═════ Data
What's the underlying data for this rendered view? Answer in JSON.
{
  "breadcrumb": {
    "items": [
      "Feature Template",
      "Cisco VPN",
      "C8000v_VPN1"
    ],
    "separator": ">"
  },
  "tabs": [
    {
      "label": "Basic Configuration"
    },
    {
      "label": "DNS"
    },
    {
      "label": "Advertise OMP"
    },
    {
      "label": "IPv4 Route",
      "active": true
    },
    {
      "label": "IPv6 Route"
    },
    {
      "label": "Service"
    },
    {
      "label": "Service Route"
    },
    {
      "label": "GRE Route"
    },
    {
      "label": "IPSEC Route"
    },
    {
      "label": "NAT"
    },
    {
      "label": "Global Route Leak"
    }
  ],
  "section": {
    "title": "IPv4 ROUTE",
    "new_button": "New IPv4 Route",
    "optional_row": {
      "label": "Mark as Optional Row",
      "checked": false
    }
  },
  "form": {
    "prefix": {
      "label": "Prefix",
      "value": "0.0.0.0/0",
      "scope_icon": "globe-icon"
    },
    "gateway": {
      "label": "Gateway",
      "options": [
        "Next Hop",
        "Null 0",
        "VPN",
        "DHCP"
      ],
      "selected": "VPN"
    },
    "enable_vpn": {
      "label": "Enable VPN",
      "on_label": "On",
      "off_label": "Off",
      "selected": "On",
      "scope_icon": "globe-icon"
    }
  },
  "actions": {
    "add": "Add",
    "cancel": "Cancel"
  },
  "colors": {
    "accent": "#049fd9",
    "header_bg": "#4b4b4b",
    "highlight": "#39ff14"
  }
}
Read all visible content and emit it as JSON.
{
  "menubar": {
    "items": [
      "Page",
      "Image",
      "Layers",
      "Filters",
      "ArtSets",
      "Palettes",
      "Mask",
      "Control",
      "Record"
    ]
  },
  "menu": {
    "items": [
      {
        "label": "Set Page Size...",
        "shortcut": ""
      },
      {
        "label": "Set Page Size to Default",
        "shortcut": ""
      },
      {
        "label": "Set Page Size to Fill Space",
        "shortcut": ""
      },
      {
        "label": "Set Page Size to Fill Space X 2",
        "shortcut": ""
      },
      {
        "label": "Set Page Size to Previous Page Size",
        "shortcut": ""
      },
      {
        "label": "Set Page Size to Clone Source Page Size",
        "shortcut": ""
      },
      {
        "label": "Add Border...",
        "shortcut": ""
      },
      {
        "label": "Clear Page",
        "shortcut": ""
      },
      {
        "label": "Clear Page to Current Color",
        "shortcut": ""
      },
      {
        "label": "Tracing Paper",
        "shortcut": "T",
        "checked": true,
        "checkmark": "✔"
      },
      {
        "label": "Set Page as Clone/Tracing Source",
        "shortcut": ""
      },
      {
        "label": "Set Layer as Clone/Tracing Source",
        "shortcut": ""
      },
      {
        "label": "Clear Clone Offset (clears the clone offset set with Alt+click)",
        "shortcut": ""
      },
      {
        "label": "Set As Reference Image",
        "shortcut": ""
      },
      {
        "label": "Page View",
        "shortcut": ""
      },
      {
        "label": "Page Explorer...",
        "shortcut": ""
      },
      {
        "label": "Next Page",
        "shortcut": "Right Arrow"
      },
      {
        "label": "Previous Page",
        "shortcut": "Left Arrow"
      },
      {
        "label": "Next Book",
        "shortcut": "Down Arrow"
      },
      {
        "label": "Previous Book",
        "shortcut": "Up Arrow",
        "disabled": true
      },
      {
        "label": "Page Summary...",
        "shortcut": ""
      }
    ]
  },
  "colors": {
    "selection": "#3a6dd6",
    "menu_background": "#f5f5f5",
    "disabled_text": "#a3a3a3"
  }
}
══════════
--- Task objective ---
Type out the full listing again, exactly as given.

--- Solution to the problem ---
What's the underlying data for this rendered view? Answer in JSON.
{
  "breadcrumb": {
    "items": [
      "Feature Template",
      "Cisco VPN",
      "C8000v_VPN1"
    ],
    "separator": ">"
  },
  "tabs": [
    {
      "label": "Basic Configuration"
    },
    {
      "label": "DNS"
    },
    {
      "label": "Advertise OMP"
    },
    {
      "label": "IPv4 Route",
      "active": true
    },
    {
      "label": "IPv6 Route"
    },
    {
      "label": "Service"
    },
    {
      "label": "Service Route"
    },
    {
      "label": "GRE Route"
    },
    {
      "label": "IPSEC Route"
    },
    {
      "label": "NAT"
    },
    {
      "label": "Global Route Leak"
    }
  ],
  "section": {
    "title": "IPv4 ROUTE",
    "new_button": "New IPv4 Route",
    "optional_row": {
      "label": "Mark as Optional Row",
      "checked": false
    }
  },
  "form": {
    "prefix": {
      "label": "Prefix",
      "value": "0.0.0.0/0",
      "scope_icon": "globe-icon"
    },
    "gateway": {
      "label": "Gateway",
      "options": [
        "Next Hop",
        "Null 0",
        "VPN",
        "DHCP"
      ],
      "selected": "VPN"
    },
    "enable_vpn": {
      "label": "Enable VPN",
      "on_label": "On",
      "off_label": "Off",
      "selected": "On",
      "scope_icon": "globe-icon"
    }
  },
  "actions": {
    "add": "Add",
    "cancel": "Cancel"
  },
  "colors": {
    "accent": "#049fd9",
    "header_bg": "#4b4b4b",
    "highlight": "#39ff14"
  }
}
Read all visible content and emit it as JSON.
{
  "menubar": {
    "items": [
      "Page",
      "Image",
      "Layers",
      "Filters",
      "ArtSets",
      "Palettes",
      "Mask",
      "Control",
      "Record"
    ]
  },
  "menu": {
    "items": [
      {
        "label": "Set Page Size...",
        "shortcut": ""
      },
      {
        "label": "Set Page Size to Default",
        "shortcut": ""
      },
      {
        "label": "Set Page Size to Fill Space",
        "shortcut": ""
      },
      {
        "label": "Set Page Size to Fill Space X 2",
        "shortcut": ""
      },
      {
        "label": "Set Page Size to Previous Page Size",
        "shortcut": ""
      },
      {
        "label": "Set Page Size to Clone Source Page Size",
        "shortcut": ""
      },
      {
        "label": "Add Border...",
        "shortcut": ""
      },
      {
        "label": "Clear Page",
        "shortcut": ""
      },
      {
        "label": "Clear Page to Current Color",
        "shortcut": ""
      },
      {
        "label": "Tracing Paper",
        "shortcut": "T",
        "checked": true,
        "checkmark": "✔"
      },
      {
        "label": "Set Page as Clone/Tracing Source",
        "shortcut": ""
      },
      {
        "label": "Set Layer as Clone/Tracing Source",
        "shortcut": ""
      },
      {
        "label": "Clear Clone Offset (clears the clone offset set with Alt+click)",
        "shortcut": ""
      },
      {
        "label": "Set As Reference Image",
        "shortcut": ""
      },
      {
        "label": "Page View",
        "shortcut": ""
      },
      {
        "label": "Page Explorer...",
        "shortcut": ""
      },
      {
        "label": "Next Page",
        "shortcut": "Right Arrow"
      },
      {
        "label": "Previous Page",
        "shortcut": "Left Arrow"
      },
      {
        "label": "Next Book",
        "shortcut": "Down Arrow"
      },
      {
        "label": "Previous Book",
        "shortcut": "Up Arrow",
        "disabled": true
      },
      {
        "label": "Page Summary...",
        "shortcut": ""
      }
    ]
  },
  "colors": {
    "selection": "#3a6dd6",
    "menu_background": "#f5f5f5",
    "disabled_text": "#a3a3a3"
  }
}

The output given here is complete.